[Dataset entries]
----------------------------------------
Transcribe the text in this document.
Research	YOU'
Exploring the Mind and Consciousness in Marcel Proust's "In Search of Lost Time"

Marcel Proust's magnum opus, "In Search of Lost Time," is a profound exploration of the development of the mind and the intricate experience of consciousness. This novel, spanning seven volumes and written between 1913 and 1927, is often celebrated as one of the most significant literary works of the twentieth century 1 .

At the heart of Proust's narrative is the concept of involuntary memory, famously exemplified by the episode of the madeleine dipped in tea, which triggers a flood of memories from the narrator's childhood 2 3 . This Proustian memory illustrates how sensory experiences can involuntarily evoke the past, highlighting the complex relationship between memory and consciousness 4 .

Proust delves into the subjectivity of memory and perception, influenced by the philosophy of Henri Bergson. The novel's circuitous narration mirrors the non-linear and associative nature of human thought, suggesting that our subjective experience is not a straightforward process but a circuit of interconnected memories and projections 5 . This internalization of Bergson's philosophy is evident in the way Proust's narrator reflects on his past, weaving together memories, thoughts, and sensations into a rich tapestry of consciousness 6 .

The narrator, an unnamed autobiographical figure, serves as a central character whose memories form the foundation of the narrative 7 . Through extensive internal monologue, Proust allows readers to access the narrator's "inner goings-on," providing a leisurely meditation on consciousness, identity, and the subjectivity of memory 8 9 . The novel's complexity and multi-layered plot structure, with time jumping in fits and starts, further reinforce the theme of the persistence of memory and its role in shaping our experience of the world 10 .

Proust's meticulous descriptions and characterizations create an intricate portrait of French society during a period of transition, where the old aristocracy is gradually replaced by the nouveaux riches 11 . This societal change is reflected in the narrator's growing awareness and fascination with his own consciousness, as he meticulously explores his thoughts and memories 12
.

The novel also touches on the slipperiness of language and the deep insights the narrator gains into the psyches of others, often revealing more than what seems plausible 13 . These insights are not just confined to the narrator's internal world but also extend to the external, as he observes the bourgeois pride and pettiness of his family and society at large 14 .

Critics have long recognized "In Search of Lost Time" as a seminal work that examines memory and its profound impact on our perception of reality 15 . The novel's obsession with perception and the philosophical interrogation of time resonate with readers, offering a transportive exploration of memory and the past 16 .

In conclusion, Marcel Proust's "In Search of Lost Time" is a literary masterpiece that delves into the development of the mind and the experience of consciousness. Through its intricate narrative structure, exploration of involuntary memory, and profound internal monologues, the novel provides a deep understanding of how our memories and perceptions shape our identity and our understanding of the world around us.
----------------------------------------
- **What is asked**
Please repeat the listing above in full and exactly.

- **Problem solution**
Transcribe the text in this document.
Research	YOU'
Exploring the Mind and Consciousness in Marcel Proust's "In Search of Lost Time"

Marcel Proust's magnum opus, "In Search of Lost Time," is a profound exploration of the development of the mind and the intricate experience of consciousness. This novel, spanning seven volumes and written between 1913 and 1927, is often celebrated as one of the most significant literary works of the twentieth century 1 .

At the heart of Proust's narrative is the concept of involuntary memory, famously exemplified by the episode of the madeleine dipped in tea, which triggers a flood of memories from the narrator's childhood 2 3 . This Proustian memory illustrates how sensory experiences can involuntarily evoke the past, highlighting the complex relationship between memory and consciousness 4 .

Proust delves into the subjectivity of memory and perception, influenced by the philosophy of Henri Bergson. The novel's circuitous narration mirrors the non-linear and associative nature of human thought, suggesting that our subjective experience is not a straightforward process but a circuit of interconnected memories and projections 5 . This internalization of Bergson's philosophy is evident in the way Proust's narrator reflects on his past, weaving together memories, thoughts, and sensations into a rich tapestry of consciousness 6 .

The narrator, an unnamed autobiographical figure, serves as a central character whose memories form the foundation of the narrative 7 . Through extensive internal monologue, Proust allows readers to access the narrator's "inner goings-on," providing a leisurely meditation on consciousness, identity, and the subjectivity of memory 8 9 . The novel's complexity and multi-layered plot structure, with time jumping in fits and starts, further reinforce the theme of the persistence of memory and its role in shaping our experience of the world 10 .

Proust's meticulous descriptions and characterizations create an intricate portrait of French society during a period of transition, where the old aristocracy is gradually replaced by the nouveaux riches 11 . This societal change is reflected in the narrator's growing awareness and fascination with his own consciousness, as he meticulously explores his thoughts and memories 12
.

The novel also touches on the slipperiness of language and the deep insights the narrator gains into the psyches of others, often revealing more than what seems plausible 13 . These insights are not just confined to the narrator's internal world but also extend to the external, as he observes the bourgeois pride and pettiness of his family and society at large 14 .

Critics have long recognized "In Search of Lost Time" as a seminal work that examines memory and its profound impact on our perception of reality 15 . The novel's obsession with perception and the philosophical interrogation of time resonate with readers, offering a transportive exploration of memory and the past 16 .

In conclusion, Marcel Proust's "In Search of Lost Time" is a literary masterpiece that delves into the development of the mind and the experience of consciousness. Through its intricate narrative structure, exploration of involuntary memory, and profound internal monologues, the novel provides a deep understanding of how our memories and perceptions shape our identity and our understanding of the world around us.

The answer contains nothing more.